» **What you have to do**: Gather from the material every line that contains the string "combustion".

***** Given records

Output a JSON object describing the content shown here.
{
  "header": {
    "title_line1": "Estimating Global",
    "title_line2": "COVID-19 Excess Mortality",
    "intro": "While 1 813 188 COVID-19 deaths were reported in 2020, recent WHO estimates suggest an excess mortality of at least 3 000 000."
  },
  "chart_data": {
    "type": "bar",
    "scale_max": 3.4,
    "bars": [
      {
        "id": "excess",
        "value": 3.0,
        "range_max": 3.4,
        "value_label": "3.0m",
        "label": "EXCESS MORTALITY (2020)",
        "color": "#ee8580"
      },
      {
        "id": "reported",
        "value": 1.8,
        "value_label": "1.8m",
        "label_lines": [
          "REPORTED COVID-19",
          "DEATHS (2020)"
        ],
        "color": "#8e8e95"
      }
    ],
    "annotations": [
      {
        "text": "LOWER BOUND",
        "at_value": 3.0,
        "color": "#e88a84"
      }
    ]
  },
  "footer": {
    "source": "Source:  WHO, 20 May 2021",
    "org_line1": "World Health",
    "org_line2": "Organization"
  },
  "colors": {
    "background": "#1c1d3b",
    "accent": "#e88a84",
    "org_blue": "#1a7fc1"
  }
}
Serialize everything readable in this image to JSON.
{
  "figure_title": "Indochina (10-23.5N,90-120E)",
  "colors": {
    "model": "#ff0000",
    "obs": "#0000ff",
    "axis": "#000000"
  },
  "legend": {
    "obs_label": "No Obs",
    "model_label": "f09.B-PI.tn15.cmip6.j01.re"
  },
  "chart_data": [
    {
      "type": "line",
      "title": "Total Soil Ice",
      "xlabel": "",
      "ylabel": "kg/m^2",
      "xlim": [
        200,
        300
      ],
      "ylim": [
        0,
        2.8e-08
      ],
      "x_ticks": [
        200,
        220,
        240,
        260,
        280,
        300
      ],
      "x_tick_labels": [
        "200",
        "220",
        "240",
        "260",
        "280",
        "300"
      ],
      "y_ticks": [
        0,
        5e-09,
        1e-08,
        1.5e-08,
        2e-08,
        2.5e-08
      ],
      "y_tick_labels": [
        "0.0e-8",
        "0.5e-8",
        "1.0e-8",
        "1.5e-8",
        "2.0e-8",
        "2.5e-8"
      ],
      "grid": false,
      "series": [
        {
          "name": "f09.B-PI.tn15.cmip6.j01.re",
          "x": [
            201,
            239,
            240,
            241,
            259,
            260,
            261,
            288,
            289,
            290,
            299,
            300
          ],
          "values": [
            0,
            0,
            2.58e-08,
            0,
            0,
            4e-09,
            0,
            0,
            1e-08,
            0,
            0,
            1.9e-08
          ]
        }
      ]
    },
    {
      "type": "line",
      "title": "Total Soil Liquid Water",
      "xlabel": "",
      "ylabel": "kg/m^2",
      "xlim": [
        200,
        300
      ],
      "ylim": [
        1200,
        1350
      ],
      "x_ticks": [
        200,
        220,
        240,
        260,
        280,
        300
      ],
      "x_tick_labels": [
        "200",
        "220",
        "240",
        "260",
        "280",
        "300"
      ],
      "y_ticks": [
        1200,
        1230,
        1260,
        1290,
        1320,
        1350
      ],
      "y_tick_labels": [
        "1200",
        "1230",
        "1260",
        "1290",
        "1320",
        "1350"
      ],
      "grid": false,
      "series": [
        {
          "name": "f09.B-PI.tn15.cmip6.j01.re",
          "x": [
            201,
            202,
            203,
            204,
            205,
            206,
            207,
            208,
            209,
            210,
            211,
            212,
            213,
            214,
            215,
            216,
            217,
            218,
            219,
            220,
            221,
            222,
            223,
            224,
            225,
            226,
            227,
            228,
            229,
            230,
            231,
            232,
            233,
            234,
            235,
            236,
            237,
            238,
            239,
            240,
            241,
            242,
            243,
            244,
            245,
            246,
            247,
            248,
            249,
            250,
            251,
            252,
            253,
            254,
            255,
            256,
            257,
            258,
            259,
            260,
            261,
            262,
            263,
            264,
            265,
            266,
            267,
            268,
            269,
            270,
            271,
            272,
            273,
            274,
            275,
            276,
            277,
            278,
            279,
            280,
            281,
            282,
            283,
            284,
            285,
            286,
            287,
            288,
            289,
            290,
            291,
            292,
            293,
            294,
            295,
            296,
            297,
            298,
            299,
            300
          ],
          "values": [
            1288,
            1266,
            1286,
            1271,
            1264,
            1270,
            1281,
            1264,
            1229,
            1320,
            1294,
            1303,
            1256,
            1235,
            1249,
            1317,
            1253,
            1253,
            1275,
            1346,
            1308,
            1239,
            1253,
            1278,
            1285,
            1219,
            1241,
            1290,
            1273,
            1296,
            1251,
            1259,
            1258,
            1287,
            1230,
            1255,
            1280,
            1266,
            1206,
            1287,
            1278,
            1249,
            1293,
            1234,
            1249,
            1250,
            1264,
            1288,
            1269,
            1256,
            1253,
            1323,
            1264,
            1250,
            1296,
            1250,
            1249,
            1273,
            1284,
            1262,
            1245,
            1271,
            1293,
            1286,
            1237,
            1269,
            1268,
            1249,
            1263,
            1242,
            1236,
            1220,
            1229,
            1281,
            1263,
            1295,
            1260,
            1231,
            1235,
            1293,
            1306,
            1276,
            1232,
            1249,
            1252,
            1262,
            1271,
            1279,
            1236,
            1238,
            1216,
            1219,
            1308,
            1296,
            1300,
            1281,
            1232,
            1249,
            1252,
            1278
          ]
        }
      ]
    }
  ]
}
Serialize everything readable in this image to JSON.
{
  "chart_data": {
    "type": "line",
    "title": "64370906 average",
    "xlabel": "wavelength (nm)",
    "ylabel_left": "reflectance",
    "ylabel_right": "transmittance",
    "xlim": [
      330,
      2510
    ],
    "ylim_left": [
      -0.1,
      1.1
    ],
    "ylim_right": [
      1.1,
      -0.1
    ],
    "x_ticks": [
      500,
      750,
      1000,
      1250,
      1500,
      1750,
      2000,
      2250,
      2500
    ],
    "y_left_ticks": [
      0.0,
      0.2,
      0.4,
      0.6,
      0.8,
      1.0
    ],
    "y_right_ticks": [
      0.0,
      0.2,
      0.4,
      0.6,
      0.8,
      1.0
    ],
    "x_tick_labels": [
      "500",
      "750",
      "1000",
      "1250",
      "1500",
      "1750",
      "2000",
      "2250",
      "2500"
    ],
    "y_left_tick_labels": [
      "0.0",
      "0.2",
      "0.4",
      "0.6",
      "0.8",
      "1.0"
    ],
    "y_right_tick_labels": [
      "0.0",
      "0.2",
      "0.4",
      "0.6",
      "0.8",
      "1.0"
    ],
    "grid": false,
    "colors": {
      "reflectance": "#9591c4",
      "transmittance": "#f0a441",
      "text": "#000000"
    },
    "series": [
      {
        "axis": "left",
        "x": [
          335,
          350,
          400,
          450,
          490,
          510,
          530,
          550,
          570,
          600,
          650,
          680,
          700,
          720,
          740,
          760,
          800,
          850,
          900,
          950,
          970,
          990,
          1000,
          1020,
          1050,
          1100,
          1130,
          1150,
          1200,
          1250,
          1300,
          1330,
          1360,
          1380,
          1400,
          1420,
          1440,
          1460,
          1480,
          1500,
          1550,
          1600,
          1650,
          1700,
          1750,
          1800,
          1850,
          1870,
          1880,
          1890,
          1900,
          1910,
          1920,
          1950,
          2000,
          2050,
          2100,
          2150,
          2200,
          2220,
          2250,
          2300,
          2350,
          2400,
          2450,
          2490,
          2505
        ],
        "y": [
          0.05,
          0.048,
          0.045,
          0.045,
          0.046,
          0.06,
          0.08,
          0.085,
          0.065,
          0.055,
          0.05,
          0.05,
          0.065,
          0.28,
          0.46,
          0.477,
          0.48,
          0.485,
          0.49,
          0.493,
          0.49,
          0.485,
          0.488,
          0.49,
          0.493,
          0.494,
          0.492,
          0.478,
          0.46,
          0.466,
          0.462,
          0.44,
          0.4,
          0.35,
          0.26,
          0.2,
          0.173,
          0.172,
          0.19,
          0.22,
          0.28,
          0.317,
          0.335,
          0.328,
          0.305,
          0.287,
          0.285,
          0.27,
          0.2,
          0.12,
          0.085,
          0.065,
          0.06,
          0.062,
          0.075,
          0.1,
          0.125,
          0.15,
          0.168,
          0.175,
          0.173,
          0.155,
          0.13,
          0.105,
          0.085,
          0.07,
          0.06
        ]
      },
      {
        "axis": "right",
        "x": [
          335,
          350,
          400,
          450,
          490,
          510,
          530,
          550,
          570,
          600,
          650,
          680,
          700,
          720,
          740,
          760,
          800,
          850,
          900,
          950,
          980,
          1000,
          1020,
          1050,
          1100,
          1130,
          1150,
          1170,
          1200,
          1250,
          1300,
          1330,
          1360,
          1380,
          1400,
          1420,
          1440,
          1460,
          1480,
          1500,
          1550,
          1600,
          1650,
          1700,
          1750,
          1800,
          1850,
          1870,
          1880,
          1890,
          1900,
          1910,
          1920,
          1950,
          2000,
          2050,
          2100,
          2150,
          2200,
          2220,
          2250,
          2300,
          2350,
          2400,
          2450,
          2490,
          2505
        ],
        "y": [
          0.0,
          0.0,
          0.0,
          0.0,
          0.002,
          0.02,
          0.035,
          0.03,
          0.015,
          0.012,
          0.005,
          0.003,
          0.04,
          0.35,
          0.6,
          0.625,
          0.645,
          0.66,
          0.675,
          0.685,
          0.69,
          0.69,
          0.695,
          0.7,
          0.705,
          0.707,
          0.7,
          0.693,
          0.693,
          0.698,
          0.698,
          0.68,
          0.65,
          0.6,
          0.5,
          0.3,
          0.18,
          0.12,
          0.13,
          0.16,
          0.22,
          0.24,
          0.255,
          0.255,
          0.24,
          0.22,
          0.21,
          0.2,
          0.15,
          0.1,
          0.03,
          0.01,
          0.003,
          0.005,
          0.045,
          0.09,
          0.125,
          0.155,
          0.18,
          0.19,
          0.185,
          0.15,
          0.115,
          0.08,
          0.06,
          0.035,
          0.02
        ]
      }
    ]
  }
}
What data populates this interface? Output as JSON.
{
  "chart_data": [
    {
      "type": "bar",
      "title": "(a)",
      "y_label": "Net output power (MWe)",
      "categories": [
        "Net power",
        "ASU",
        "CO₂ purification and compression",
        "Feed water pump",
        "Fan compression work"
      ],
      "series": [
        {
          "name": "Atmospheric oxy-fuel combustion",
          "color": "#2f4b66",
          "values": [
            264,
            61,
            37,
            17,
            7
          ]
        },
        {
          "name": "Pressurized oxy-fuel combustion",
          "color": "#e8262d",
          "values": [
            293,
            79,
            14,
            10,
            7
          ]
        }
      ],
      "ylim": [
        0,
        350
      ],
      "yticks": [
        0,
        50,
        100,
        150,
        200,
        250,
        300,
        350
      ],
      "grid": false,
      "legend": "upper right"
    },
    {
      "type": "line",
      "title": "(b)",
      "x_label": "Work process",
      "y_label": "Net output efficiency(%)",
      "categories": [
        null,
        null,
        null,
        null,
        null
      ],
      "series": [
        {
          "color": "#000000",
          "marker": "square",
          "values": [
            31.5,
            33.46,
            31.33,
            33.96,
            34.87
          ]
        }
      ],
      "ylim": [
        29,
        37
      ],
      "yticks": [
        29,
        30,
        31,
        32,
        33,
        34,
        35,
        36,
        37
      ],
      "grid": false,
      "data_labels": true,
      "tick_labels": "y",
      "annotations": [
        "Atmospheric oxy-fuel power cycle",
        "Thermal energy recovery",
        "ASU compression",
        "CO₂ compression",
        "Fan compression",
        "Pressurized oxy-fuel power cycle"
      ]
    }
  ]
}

**********

» **Result of this exercise**:
          "name": "Atmospheric oxy-fuel combustion",
          "name": "Pressurized oxy-fuel combustion",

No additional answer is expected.